## The problem
Check each line for the string "like", then give only how many lines have it.

[Stored items]
────────────────────
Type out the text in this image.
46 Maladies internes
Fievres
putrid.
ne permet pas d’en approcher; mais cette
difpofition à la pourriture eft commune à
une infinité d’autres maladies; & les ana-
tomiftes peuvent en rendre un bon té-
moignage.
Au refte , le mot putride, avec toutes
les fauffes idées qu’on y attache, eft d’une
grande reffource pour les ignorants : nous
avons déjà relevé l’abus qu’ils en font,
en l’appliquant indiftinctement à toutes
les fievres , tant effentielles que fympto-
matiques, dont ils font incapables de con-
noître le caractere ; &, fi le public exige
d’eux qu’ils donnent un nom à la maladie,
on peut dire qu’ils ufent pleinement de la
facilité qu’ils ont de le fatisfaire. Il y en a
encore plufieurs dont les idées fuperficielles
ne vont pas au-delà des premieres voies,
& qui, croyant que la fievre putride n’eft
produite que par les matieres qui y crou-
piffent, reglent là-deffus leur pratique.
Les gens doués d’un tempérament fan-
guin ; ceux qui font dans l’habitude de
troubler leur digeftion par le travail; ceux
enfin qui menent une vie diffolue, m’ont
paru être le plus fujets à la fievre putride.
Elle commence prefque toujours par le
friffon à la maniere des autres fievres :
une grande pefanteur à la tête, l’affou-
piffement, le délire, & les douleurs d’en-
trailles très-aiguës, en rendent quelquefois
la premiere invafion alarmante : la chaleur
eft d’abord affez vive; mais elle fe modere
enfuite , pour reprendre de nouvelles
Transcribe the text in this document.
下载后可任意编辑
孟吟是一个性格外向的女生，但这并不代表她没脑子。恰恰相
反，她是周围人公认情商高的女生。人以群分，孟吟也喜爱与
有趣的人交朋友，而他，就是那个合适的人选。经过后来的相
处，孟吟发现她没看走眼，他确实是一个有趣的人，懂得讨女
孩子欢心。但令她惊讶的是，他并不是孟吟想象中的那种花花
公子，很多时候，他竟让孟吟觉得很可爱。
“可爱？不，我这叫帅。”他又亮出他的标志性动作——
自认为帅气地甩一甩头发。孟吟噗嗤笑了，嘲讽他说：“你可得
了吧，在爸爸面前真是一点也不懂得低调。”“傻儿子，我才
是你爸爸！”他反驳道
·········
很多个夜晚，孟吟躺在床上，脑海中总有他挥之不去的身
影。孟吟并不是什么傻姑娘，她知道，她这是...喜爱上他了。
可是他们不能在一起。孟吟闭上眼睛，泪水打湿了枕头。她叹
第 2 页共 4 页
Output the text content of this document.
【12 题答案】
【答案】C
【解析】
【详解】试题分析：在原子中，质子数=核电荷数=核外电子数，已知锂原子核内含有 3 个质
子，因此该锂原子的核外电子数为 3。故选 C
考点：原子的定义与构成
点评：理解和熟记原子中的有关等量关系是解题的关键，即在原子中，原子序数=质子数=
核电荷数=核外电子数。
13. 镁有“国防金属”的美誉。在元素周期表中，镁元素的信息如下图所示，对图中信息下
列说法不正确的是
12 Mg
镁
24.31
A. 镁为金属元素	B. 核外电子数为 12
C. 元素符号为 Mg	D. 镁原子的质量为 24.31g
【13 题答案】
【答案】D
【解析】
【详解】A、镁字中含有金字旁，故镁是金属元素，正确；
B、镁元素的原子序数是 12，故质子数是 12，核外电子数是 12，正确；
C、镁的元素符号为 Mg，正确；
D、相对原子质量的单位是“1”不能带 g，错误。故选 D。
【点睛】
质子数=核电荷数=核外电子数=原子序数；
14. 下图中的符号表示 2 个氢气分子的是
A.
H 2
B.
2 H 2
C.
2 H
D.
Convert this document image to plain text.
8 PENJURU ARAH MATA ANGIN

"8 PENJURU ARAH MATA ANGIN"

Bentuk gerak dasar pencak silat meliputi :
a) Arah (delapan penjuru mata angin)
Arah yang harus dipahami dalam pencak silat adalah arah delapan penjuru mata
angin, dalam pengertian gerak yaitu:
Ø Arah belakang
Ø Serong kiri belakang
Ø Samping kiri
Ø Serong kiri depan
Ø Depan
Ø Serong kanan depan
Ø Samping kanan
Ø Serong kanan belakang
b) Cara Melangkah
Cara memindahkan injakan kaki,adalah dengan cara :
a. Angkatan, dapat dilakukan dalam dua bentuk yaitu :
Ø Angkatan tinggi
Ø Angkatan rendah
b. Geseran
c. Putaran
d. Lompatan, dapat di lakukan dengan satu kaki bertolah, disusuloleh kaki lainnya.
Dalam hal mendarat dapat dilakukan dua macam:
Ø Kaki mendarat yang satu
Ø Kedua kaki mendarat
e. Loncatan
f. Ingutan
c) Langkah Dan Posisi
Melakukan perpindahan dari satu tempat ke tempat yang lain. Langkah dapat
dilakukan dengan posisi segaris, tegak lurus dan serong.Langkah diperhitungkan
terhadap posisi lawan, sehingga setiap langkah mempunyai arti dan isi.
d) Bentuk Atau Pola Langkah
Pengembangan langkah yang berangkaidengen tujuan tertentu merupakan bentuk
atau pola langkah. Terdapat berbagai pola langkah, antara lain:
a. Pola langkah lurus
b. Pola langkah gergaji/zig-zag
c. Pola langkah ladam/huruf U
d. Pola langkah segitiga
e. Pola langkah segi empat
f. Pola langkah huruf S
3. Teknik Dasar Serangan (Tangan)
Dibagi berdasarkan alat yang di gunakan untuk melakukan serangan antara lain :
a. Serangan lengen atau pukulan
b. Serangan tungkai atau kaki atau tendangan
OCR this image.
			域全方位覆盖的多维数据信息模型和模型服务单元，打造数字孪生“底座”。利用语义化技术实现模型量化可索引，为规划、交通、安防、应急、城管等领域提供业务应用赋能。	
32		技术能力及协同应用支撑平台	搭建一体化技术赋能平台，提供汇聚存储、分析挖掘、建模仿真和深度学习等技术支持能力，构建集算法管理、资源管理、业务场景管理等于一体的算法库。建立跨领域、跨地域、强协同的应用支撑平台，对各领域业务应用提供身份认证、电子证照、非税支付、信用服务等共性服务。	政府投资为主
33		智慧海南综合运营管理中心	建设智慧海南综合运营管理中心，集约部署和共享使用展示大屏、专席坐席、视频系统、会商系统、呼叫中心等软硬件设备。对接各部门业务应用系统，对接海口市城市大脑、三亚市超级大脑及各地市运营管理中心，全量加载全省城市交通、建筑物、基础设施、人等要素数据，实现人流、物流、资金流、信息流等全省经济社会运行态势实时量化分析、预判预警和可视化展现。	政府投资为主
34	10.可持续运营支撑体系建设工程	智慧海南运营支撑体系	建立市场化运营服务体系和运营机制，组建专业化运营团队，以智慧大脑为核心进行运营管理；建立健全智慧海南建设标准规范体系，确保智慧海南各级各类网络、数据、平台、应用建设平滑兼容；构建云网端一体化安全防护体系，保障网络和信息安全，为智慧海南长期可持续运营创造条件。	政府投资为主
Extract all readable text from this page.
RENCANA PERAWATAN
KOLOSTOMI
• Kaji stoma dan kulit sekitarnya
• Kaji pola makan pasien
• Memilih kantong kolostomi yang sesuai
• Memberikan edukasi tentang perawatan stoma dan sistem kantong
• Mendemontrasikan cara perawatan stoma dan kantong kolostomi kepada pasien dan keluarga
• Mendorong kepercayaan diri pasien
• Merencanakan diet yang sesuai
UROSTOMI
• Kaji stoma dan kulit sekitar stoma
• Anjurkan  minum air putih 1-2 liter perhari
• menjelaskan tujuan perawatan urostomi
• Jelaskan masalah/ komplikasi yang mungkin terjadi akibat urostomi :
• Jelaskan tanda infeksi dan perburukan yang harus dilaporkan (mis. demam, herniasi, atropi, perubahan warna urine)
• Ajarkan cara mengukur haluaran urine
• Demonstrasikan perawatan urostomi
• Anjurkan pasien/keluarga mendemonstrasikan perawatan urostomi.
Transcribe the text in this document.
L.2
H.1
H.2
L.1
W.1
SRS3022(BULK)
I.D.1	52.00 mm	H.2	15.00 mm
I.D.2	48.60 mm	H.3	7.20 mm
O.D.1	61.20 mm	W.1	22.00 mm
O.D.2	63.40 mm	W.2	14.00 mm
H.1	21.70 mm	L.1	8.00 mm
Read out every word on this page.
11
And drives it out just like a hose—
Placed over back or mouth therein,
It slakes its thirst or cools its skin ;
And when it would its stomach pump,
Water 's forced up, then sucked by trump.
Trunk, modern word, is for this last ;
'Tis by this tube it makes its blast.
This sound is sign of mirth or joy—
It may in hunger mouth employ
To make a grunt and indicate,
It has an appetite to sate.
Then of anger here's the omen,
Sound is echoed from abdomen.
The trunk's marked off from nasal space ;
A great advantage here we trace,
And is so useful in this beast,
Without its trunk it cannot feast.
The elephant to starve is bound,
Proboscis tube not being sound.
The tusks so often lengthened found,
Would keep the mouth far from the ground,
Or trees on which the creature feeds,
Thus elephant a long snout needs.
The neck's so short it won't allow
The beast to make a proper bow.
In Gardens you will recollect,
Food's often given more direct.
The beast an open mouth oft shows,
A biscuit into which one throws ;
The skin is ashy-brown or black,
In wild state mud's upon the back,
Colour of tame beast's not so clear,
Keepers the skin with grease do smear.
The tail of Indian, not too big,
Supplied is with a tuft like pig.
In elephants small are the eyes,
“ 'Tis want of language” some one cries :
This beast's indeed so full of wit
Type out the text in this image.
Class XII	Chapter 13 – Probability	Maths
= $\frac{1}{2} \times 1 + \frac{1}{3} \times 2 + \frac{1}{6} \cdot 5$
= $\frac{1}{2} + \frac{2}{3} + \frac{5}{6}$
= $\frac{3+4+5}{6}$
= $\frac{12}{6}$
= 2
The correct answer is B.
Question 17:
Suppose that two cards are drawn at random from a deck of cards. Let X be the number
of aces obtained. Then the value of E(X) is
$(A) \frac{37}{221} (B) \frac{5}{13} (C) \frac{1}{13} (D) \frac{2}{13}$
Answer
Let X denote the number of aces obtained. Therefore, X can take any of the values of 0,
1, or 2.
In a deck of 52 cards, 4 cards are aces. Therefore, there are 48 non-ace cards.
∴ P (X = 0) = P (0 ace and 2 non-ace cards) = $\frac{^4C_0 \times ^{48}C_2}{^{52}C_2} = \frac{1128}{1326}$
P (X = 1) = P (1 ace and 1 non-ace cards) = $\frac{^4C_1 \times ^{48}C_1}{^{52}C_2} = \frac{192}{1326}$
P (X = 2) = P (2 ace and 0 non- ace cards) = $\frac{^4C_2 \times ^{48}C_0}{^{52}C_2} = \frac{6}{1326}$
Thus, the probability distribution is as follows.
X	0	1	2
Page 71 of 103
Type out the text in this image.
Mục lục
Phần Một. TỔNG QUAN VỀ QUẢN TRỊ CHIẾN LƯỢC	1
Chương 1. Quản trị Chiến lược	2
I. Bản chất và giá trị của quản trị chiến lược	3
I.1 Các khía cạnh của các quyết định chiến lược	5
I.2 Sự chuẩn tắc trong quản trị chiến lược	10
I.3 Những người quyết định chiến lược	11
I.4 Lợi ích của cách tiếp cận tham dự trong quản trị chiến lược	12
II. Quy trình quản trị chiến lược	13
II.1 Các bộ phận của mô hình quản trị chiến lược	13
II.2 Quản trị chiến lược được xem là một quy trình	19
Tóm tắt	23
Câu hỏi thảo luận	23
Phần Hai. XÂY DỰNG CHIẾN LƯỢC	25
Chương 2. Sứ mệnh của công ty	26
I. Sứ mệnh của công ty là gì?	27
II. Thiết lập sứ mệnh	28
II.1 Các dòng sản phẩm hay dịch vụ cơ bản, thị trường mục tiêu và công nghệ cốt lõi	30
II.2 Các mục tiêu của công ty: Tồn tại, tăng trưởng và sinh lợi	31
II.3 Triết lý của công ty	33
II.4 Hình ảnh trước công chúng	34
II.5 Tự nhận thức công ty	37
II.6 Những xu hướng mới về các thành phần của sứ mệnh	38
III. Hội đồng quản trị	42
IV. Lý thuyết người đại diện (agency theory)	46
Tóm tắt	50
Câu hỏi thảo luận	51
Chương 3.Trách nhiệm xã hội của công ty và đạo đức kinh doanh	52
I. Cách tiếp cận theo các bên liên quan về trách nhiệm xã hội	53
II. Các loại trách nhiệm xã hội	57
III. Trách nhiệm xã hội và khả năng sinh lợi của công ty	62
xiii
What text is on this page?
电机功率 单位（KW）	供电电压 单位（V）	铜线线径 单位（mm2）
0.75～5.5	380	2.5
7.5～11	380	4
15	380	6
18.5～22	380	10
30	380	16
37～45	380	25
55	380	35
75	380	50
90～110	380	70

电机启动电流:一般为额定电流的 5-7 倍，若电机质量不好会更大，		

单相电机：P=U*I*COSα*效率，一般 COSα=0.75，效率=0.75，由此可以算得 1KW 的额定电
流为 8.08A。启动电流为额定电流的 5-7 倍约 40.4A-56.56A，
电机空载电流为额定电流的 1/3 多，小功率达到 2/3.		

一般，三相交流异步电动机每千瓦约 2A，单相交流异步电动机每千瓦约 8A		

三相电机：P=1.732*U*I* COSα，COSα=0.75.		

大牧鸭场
────────────────────
## Solution to the exercise
2